■ 提示リスト
════════

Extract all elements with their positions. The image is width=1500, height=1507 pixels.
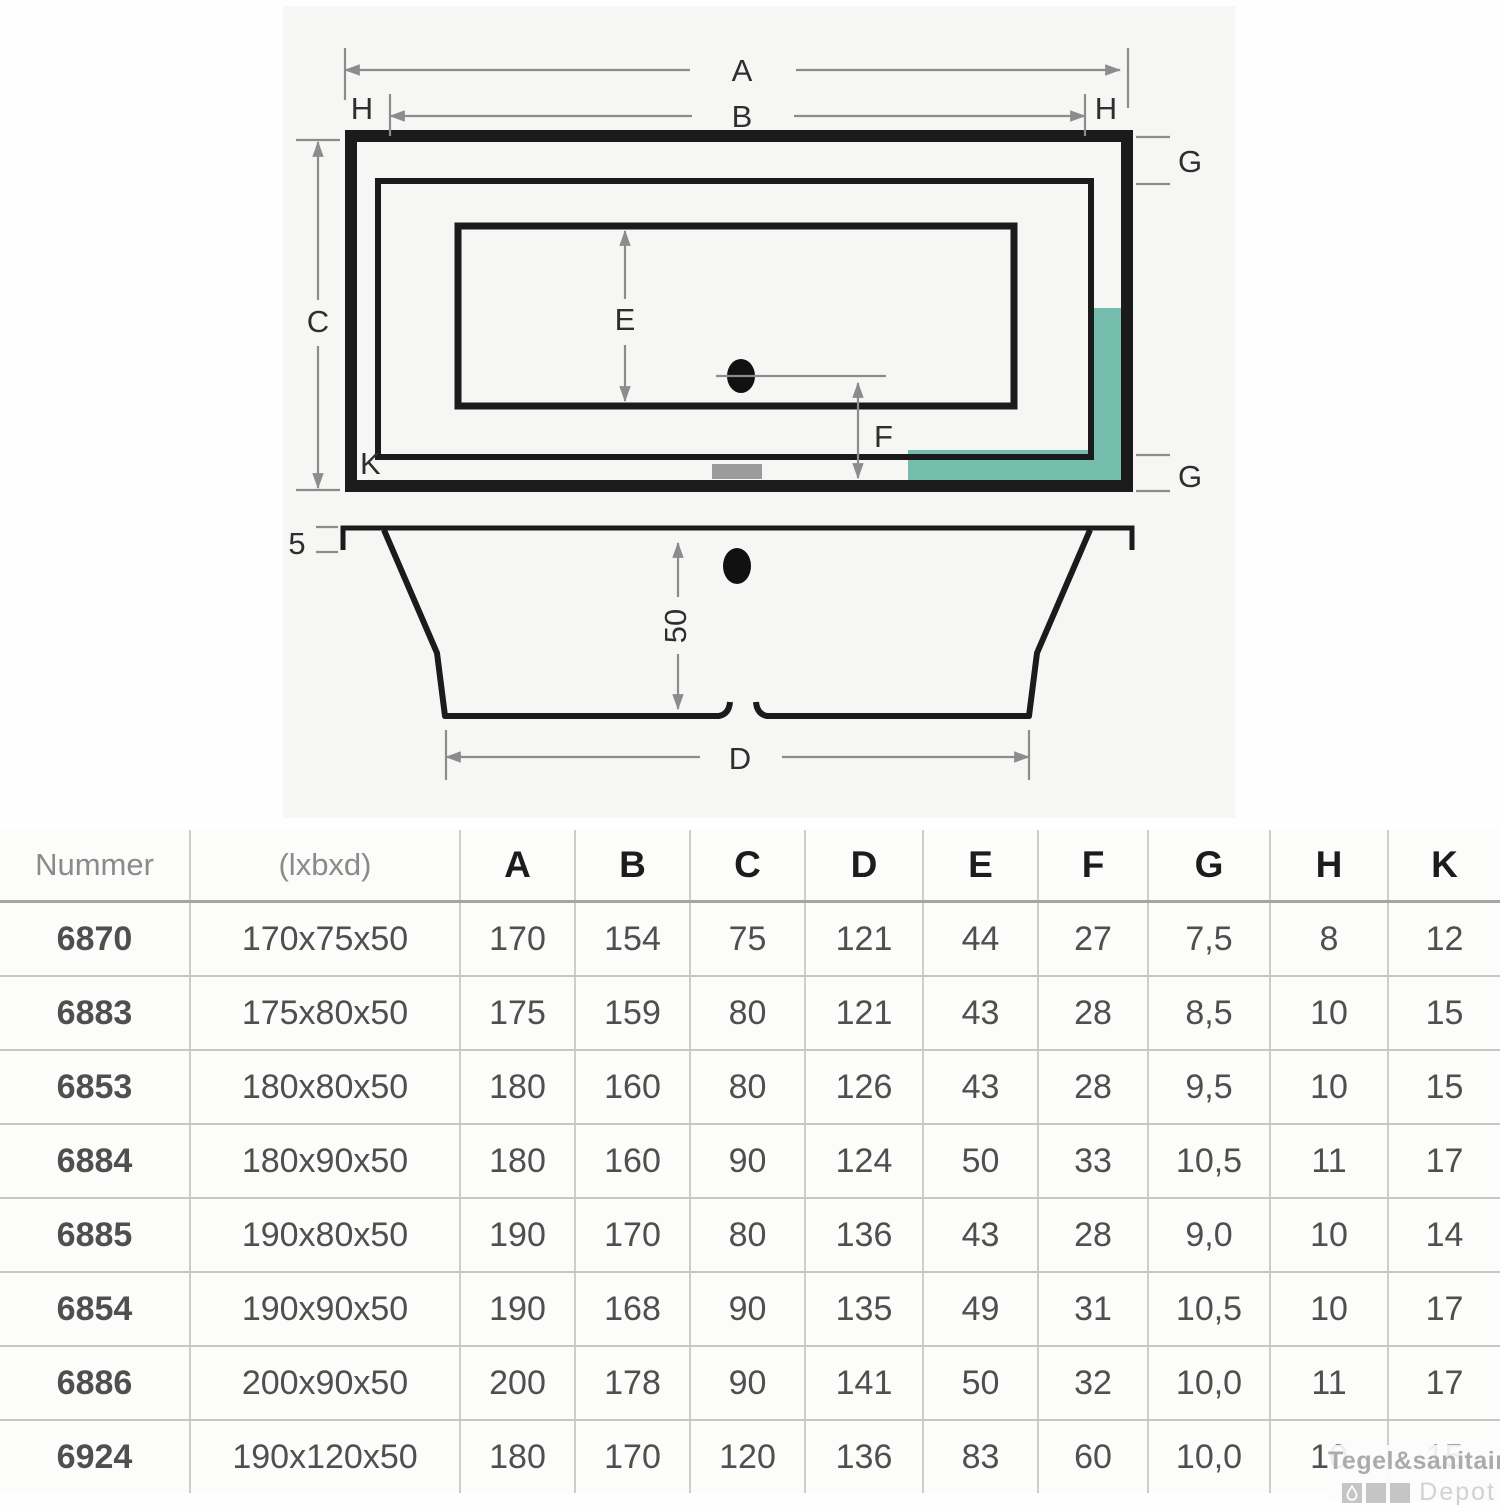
dim-label-g-bottom: G xyxy=(1178,459,1202,494)
spec-value-cell: 43 xyxy=(923,1198,1038,1272)
table-header-letter: H xyxy=(1270,830,1388,902)
spec-value-cell: 10,5 xyxy=(1148,1272,1270,1346)
spec-value-cell: 180 xyxy=(460,1124,575,1198)
dim-label-f: F xyxy=(874,419,893,454)
dim-label-k: K xyxy=(360,446,381,481)
dim-label-e: E xyxy=(615,302,636,337)
spec-value-cell: 90 xyxy=(690,1346,805,1420)
spec-value-cell: 43 xyxy=(923,976,1038,1050)
product-number-cell: 6886 xyxy=(0,1346,190,1420)
spec-value-cell: 200x90x50 xyxy=(190,1346,460,1420)
product-number-cell: 6885 xyxy=(0,1198,190,1272)
spec-value-cell: 170 xyxy=(575,1198,690,1272)
spec-value-cell: 44 xyxy=(923,902,1038,977)
spec-value-cell: 10,0 xyxy=(1148,1346,1270,1420)
dim-label-g-top: G xyxy=(1178,144,1202,179)
table-header-letter: A xyxy=(460,830,575,902)
side-view: 5 50 D xyxy=(288,526,1132,780)
spec-value-cell: 10 xyxy=(1270,1050,1388,1124)
spec-value-cell: 135 xyxy=(805,1272,923,1346)
spec-value-cell: 50 xyxy=(923,1346,1038,1420)
table-header-letter: E xyxy=(923,830,1038,902)
spec-value-cell: 43 xyxy=(923,1050,1038,1124)
dim-label-h-right: H xyxy=(1095,91,1117,126)
spec-value-cell: 9,5 xyxy=(1148,1050,1270,1124)
spec-value-cell: 50 xyxy=(923,1124,1038,1198)
spec-value-cell: 14 xyxy=(1388,1198,1500,1272)
spec-value-cell: 190 xyxy=(460,1198,575,1272)
dim-label-b: B xyxy=(732,99,753,134)
spec-value-cell: 178 xyxy=(575,1346,690,1420)
table-row: 6884180x90x5018016090124503310,51117 xyxy=(0,1124,1500,1198)
spec-value-cell: 15 xyxy=(1388,1050,1500,1124)
spec-value-cell: 180x80x50 xyxy=(190,1050,460,1124)
spec-value-cell: 136 xyxy=(805,1420,923,1493)
spec-value-cell: 10,5 xyxy=(1148,1124,1270,1198)
spec-value-cell: 180x90x50 xyxy=(190,1124,460,1198)
dimension-spec-table: Nummer(lxbxd)ABCDEFGHK 6870170x75x501701… xyxy=(0,830,1500,1493)
spec-value-cell: 12 xyxy=(1388,902,1500,977)
dim-label-c: C xyxy=(307,304,329,339)
dim-label-a: A xyxy=(732,53,753,88)
table-header-letter: F xyxy=(1038,830,1148,902)
spec-value-cell: 190 xyxy=(460,1272,575,1346)
spec-value-cell: 160 xyxy=(575,1050,690,1124)
spec-value-cell: 126 xyxy=(805,1050,923,1124)
spec-value-cell: 27 xyxy=(1038,902,1148,977)
spec-value-cell: 83 xyxy=(923,1420,1038,1493)
top-view: A B H H C E F G G K xyxy=(296,48,1202,494)
spec-value-cell: 190x80x50 xyxy=(190,1198,460,1272)
spec-value-cell: 60 xyxy=(1038,1420,1148,1493)
spec-value-cell: 28 xyxy=(1038,976,1148,1050)
table-row: 6853180x80x501801608012643289,51015 xyxy=(0,1050,1500,1124)
spec-value-cell: 75 xyxy=(690,902,805,977)
product-number-cell: 6853 xyxy=(0,1050,190,1124)
spec-value-cell: 170 xyxy=(575,1420,690,1493)
spec-value-cell: 154 xyxy=(575,902,690,977)
spec-value-cell: 9,0 xyxy=(1148,1198,1270,1272)
spec-value-cell: 28 xyxy=(1038,1050,1148,1124)
table-header-cell: (lxbxd) xyxy=(190,830,460,902)
table-row: 6883175x80x501751598012143288,51015 xyxy=(0,976,1500,1050)
spec-value-cell: 8 xyxy=(1270,902,1388,977)
tegel-sanitair-depot-logo: Tegel&sanitair Depot xyxy=(1328,1445,1500,1502)
drain-dot-side-view xyxy=(723,548,751,584)
spec-value-cell: 8,5 xyxy=(1148,976,1270,1050)
table-row: 6885190x80x501901708013643289,01014 xyxy=(0,1198,1500,1272)
spec-value-cell: 80 xyxy=(690,1198,805,1272)
spec-value-cell: 160 xyxy=(575,1124,690,1198)
spec-value-cell: 80 xyxy=(690,1050,805,1124)
spec-value-cell: 170x75x50 xyxy=(190,902,460,977)
spec-value-cell: 159 xyxy=(575,976,690,1050)
spec-value-cell: 120 xyxy=(690,1420,805,1493)
spec-value-cell: 90 xyxy=(690,1124,805,1198)
dim-label-h-left: H xyxy=(351,91,373,126)
spec-value-cell: 11 xyxy=(1270,1124,1388,1198)
table-header-letter: C xyxy=(690,830,805,902)
spec-value-cell: 200 xyxy=(460,1346,575,1420)
spec-value-cell: 10 xyxy=(1270,976,1388,1050)
table-header-letter: K xyxy=(1388,830,1500,902)
spec-value-cell: 33 xyxy=(1038,1124,1148,1198)
table-header-letter: G xyxy=(1148,830,1270,902)
spec-value-cell: 15 xyxy=(1388,976,1500,1050)
spec-value-cell: 180 xyxy=(460,1420,575,1493)
product-number-cell: 6870 xyxy=(0,902,190,977)
spec-value-cell: 32 xyxy=(1038,1346,1148,1420)
spec-value-cell: 90 xyxy=(690,1272,805,1346)
spec-value-cell: 10,0 xyxy=(1148,1420,1270,1493)
table-header-letter: B xyxy=(575,830,690,902)
dim-label-d: D xyxy=(729,741,751,776)
spec-value-cell: 49 xyxy=(923,1272,1038,1346)
rim-profile xyxy=(343,528,1132,550)
product-number-cell: 6924 xyxy=(0,1420,190,1493)
spec-sheet-page: { "diagram": { "top_view_labels": { "a":… xyxy=(0,0,1500,1500)
table-row: 6886200x90x5020017890141503210,01117 xyxy=(0,1346,1500,1420)
spec-value-cell: 141 xyxy=(805,1346,923,1420)
logo-depot-text: Depot xyxy=(1419,1478,1496,1507)
spec-value-cell: 10 xyxy=(1270,1198,1388,1272)
product-number-cell: 6854 xyxy=(0,1272,190,1346)
middle-rim-rect xyxy=(378,181,1091,457)
bathtub-technical-drawing: A B H H C E F G G K xyxy=(0,0,1500,820)
spec-value-cell: 17 xyxy=(1388,1346,1500,1420)
spec-value-cell: 168 xyxy=(575,1272,690,1346)
spec-value-cell: 190x90x50 xyxy=(190,1272,460,1346)
table-header-cell: Nummer xyxy=(0,830,190,902)
spec-value-cell: 11 xyxy=(1270,1346,1388,1420)
table-header-row: Nummer(lxbxd)ABCDEFGHK xyxy=(0,830,1500,902)
dim-label-depth: 50 xyxy=(658,609,693,643)
overflow-slot xyxy=(712,464,762,479)
spec-value-cell: 170 xyxy=(460,902,575,977)
table-row: 6854190x90x5019016890135493110,51017 xyxy=(0,1272,1500,1346)
tub-wall-right xyxy=(756,530,1090,716)
dim-label-rim-thickness: 5 xyxy=(288,526,305,561)
spec-value-cell: 175x80x50 xyxy=(190,976,460,1050)
table-header-letter: D xyxy=(805,830,923,902)
spec-value-cell: 121 xyxy=(805,976,923,1050)
logo-brand-text: Tegel&sanitair xyxy=(1328,1447,1500,1476)
table-row: 6870170x75x501701547512144277,5812 xyxy=(0,902,1500,977)
spec-value-cell: 180 xyxy=(460,1050,575,1124)
spec-table-body: 6870170x75x501701547512144277,5812688317… xyxy=(0,902,1500,1494)
table-row: 6924190x120x50180170120136836010,01015 xyxy=(0,1420,1500,1493)
spec-value-cell: 190x120x50 xyxy=(190,1420,460,1493)
spec-value-cell: 28 xyxy=(1038,1198,1148,1272)
spec-value-cell: 31 xyxy=(1038,1272,1148,1346)
spec-value-cell: 175 xyxy=(460,976,575,1050)
spec-value-cell: 121 xyxy=(805,902,923,977)
spec-value-cell: 7,5 xyxy=(1148,902,1270,977)
spec-value-cell: 124 xyxy=(805,1124,923,1198)
spec-value-cell: 136 xyxy=(805,1198,923,1272)
spec-value-cell: 17 xyxy=(1388,1124,1500,1198)
product-number-cell: 6883 xyxy=(0,976,190,1050)
spec-value-cell: 17 xyxy=(1388,1272,1500,1346)
spec-value-cell: 10 xyxy=(1270,1272,1388,1346)
product-number-cell: 6884 xyxy=(0,1124,190,1198)
spec-value-cell: 80 xyxy=(690,976,805,1050)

════════

■ 設問
上のリストから、「dim-label-g-bottom: G xyxy=(1178,459,1202,494)」を含む行に始まり「dim-label-g-top: G xyxy=(1178,144,1202,179)」を含む行で終わる範囲を、両端の行も含めて取り出しなさい。空行は除き、「番号」と「行」の二列からなるMarkdownの表に整理しなさい。

■ 解答
| 番号 | 行 |
|---|---|
| 1 | dim-label-g-bottom: G xyxy=(1178,459,1202,494) |
| 2 | spec-value-cell: 43 xyxy=(923,1198,1038,1272) |
| 3 | table-header-letter: H xyxy=(1270,830,1388,902) |
| 4 | spec-value-cell: 10,5 xyxy=(1148,1272,1270,1346) |
| 5 | spec-value-cell: 180 xyxy=(460,1124,575,1198) |
| 6 | dim-label-f: F xyxy=(874,419,893,454) |
| 7 | dim-label-k: K xyxy=(360,446,381,481) |
| 8 | dim-label-e: E xyxy=(615,302,636,337) |
| 9 | spec-value-cell: 90 xyxy=(690,1346,805,1420) |
| 10 | spec-value-cell: 43 xyxy=(923,976,1038,1050) |
| 11 | product-number-cell: 6886 xyxy=(0,1346,190,1420) |
| 12 | spec-value-cell: 200x90x50 xyxy=(190,1346,460,1420) |
| 13 | product-number-cell: 6885 xyxy=(0,1198,190,1272) |
| 14 | spec-value-cell: 170 xyxy=(575,1198,690,1272) |
| 15 | spec-value-cell: 44 xyxy=(923,902,1038,977) |
| 16 | spec-value-cell: 10,0 xyxy=(1148,1346,1270,1420) |
| 17 | dim-label-g-top: G xyxy=(1178,144,1202,179) |